--- START OF Information supplied ---

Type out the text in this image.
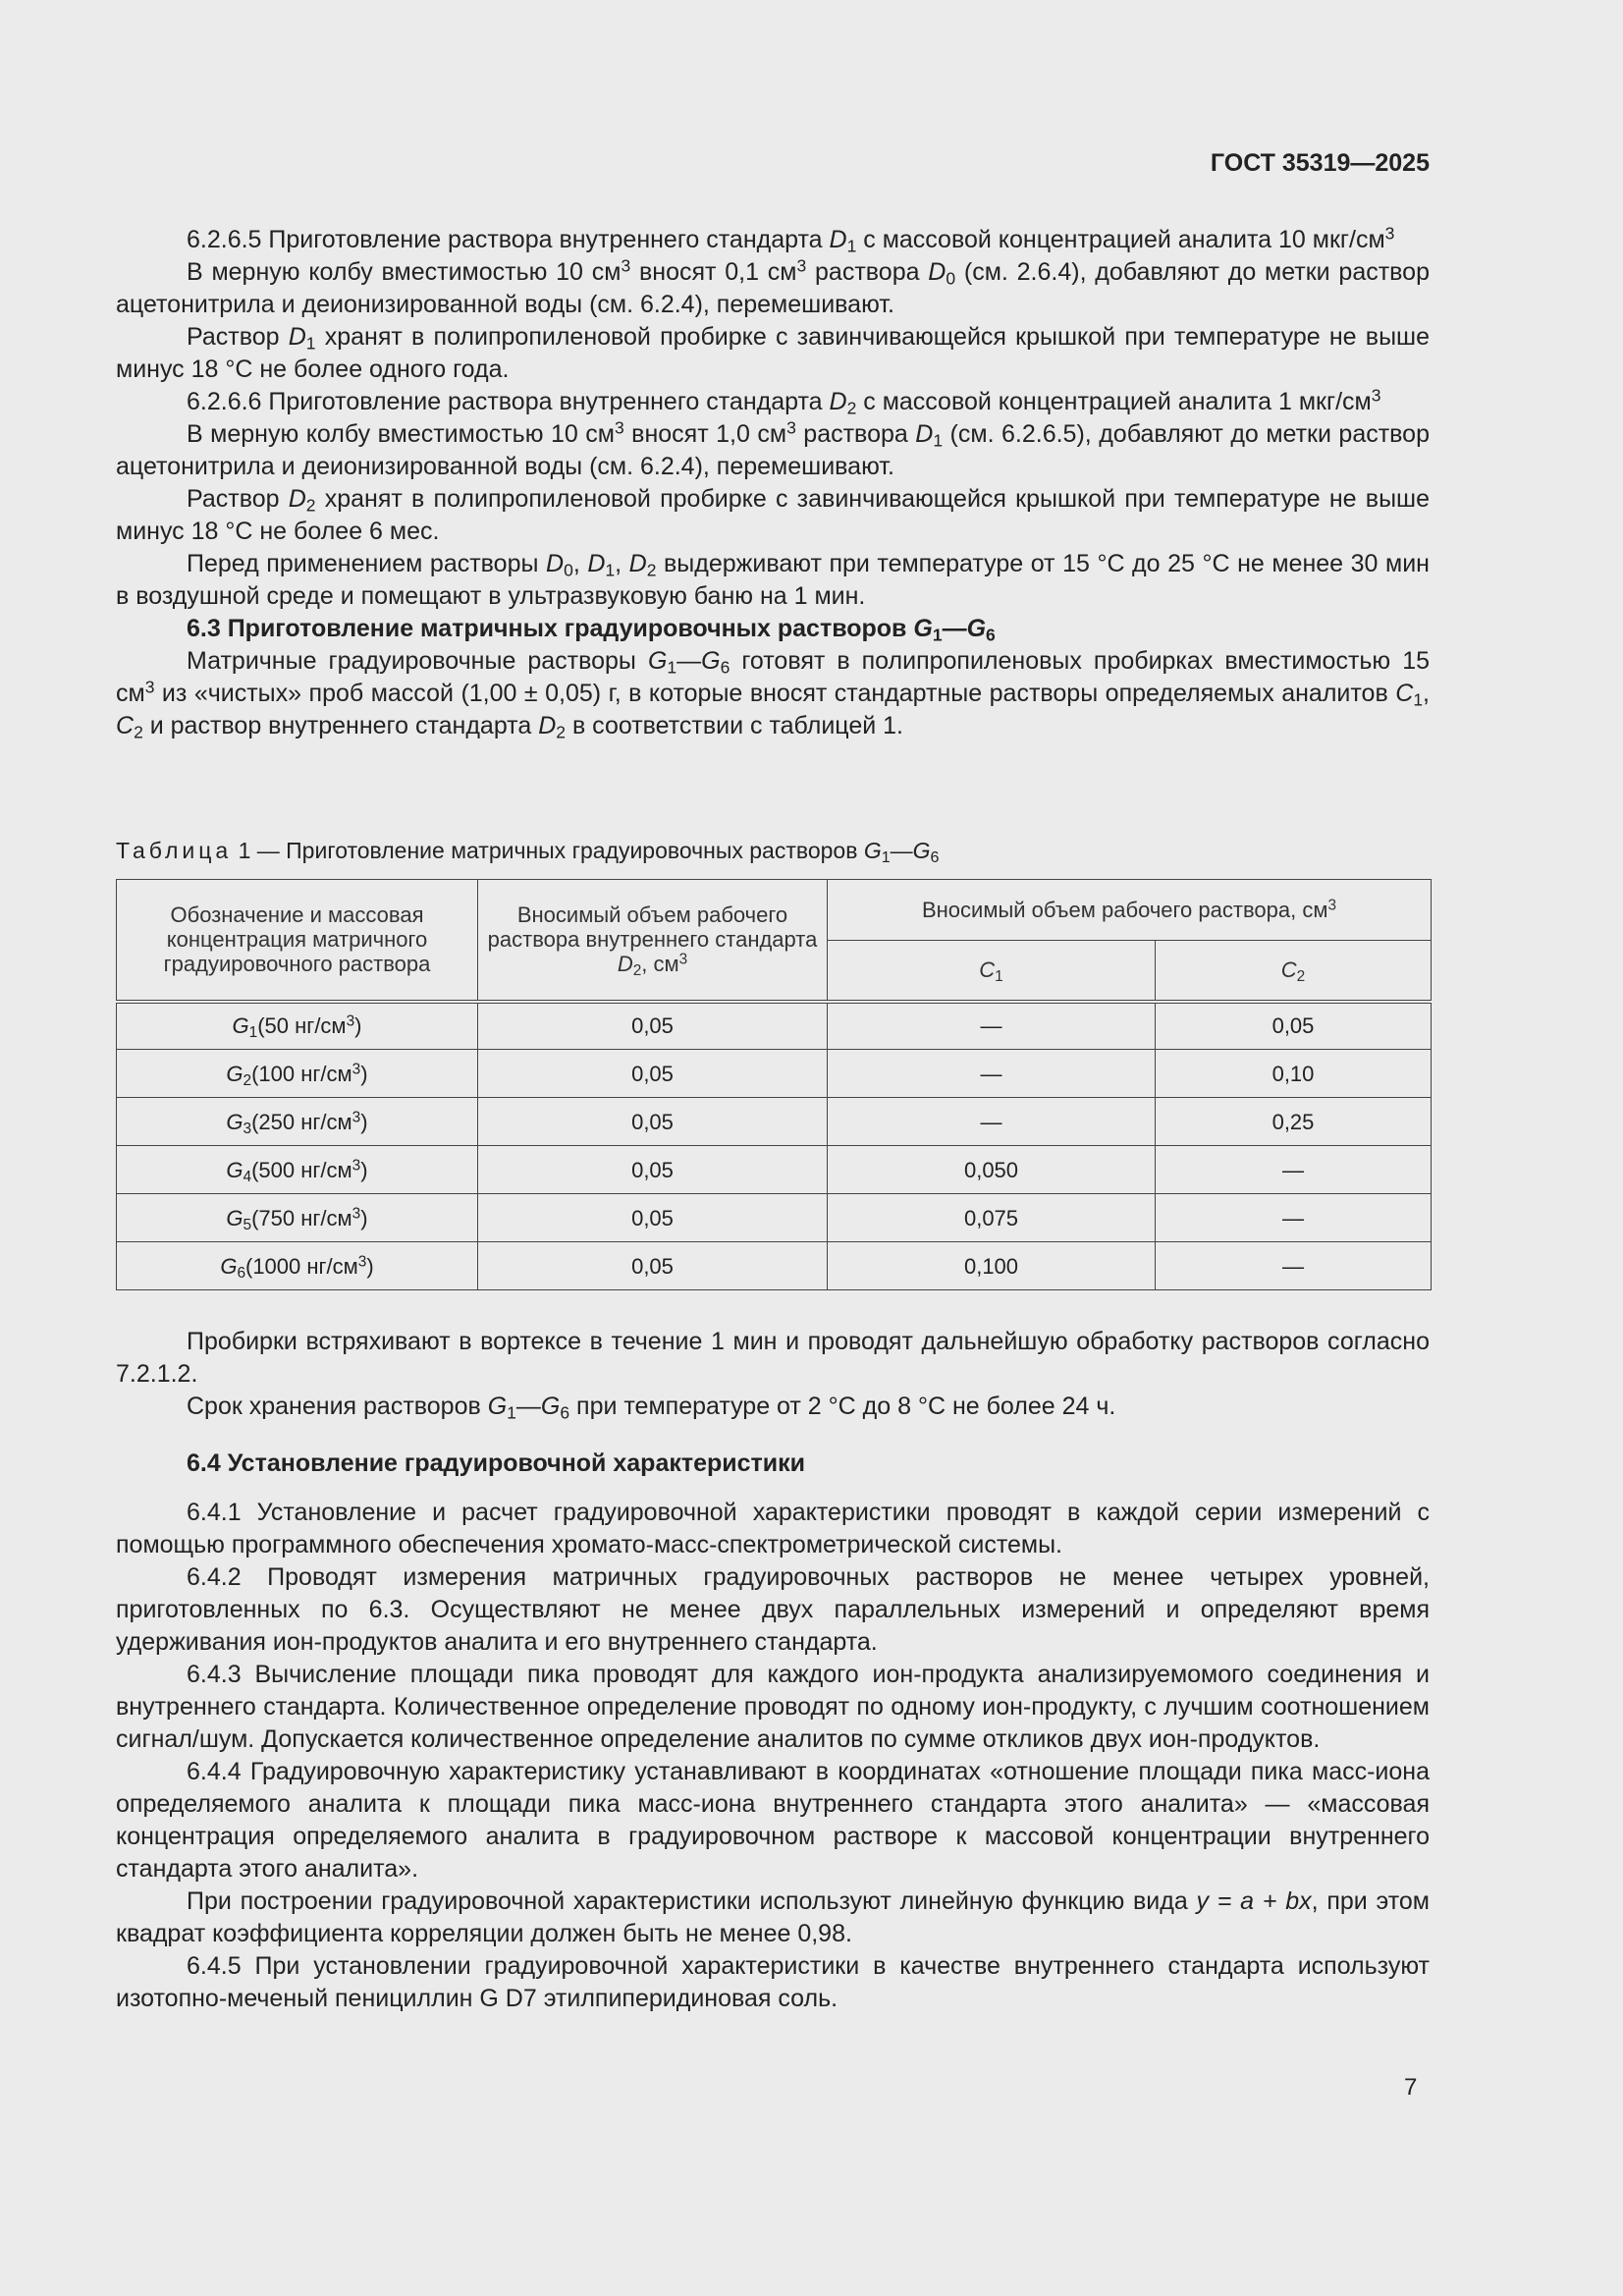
ГОСТ 35319—2025

6.2.6.5 Приготовление раствора внутреннего стандарта $D_1$ с массовой концентрацией аналита 10 мкг/$см^3$

В мерную колбу вместимостью 10 $см^3$ вносят 0,1 $см^3$ раствора $D_0$ (см. 2.6.4), добавляют до метки раствор ацетонитрила и деионизированной воды (см. 6.2.4), перемешивают.

Раствор $D_1$ хранят в полипропиленовой пробирке с завинчивающейся крышкой при температуре не выше минус 18 °С не более одного года.

6.2.6.6 Приготовление раствора внутреннего стандарта $D_2$ с массовой концентрацией аналита 1 мкг/$см^3$

В мерную колбу вместимостью 10 $см^3$ вносят 1,0 $см^3$ раствора $D_1$ (см. 6.2.6.5), добавляют до метки раствор ацетонитрила и деионизированной воды (см. 6.2.4), перемешивают.

Раствор $D_2$ хранят в полипропиленовой пробирке с завинчивающейся крышкой при температуре не выше минус 18 °С не более 6 мес.

Перед применением растворы $D_0$, $D_1$, $D_2$ выдерживают при температуре от 15 °С до 25 °С не менее 30 мин в воздушной среде и помещают в ультразвуковую баню на 1 мин.

6.3 Приготовление матричных градуировочных растворов $G_1—G_6$

Матричные градуировочные растворы $G_1—G_6$ готовят в полипропиленовых пробирках вместимостью 15 $см^3$ из «чистых» проб массой (1,00 ± 0,05) г, в которые вносят стандартные растворы определяемых аналитов $C_1$, $C_2$ и раствор внутреннего стандарта $D_2$ в соответствии с таблицей 1.

Таблица 1 — Приготовление матричных градуировочных растворов $G_1—G_6$
Обозначение и массовая концентрация матричного градуировочного раствора	Вносимый объем рабочего раствора внутреннего стандарта $D_2$, $см^3$	Вносимый объем рабочего раствора, $см^3$
		$C_1$	$C_2$
$G_1(50$ $нг/см^3$)	0,05	—	0,05
$G_2(100$ $нг/см^3$)	0,05	—	0,10
$G_3(250$ $нг/см^3$)	0,05	—	0,25
$G_4(500$ $нг/см^3$)	0,05	0,050	—
$G_5(750$ $нг/см^3$)	0,05	0,075	—
$G_6(1000$ $нг/см^3$)	0,05	0,100	—

Пробирки встряхивают в вортексе в течение 1 мин и проводят дальнейшую обработку растворов согласно 7.2.1.2.

Срок хранения растворов $G_1—G_6$ при температуре от 2 °С до 8 °С не более 24 ч.

6.4 Установление градуировочной характеристики

6.4.1 Установление и расчет градуировочной характеристики проводят в каждой серии измерений с помощью программного обеспечения хромато-масс-спектрометрической системы.

6.4.2 Проводят измерения матричных градуировочных растворов не менее четырех уровней, приготовленных по 6.3. Осуществляют не менее двух параллельных измерений и определяют время удерживания ион-продуктов аналита и его внутреннего стандарта.

6.4.3 Вычисление площади пика проводят для каждого ион-продукта анализируемомого соединения и внутреннего стандарта. Количественное определение проводят по одному ион-продукту, с лучшим соотношением сигнал/шум. Допускается количественное определение аналитов по сумме откликов двух ион-продуктов.

6.4.4 Градуировочную характеристику устанавливают в координатах «отношение площади пика масс-иона определяемого аналита к площади пика масс-иона внутреннего стандарта этого аналита» — «массовая концентрация определяемого аналита в градуировочном растворе к массовой концентрации внутреннего стандарта этого аналита».

При построении градуировочной характеристики используют линейную функцию вида y = a + bx, при этом квадрат коэффициента корреляции должен быть не менее 0,98.

6.4.5 При установлении градуировочной характеристики в качестве внутреннего стандарта используют изотопно-меченый пенициллин G D7 этилпиперидиновая соль.

7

--- END OF Information supplied ---

Look through the records and gather each line with the word "пробирке".

Раствор $D_1$ хранят в полипропиленовой пробирке с завинчивающейся крышкой при температуре не выше минус 18 °С не более одного года.
Раствор $D_2$ хранят в полипропиленовой пробирке с завинчивающейся крышкой при температуре не выше минус 18 °С не более 6 мес.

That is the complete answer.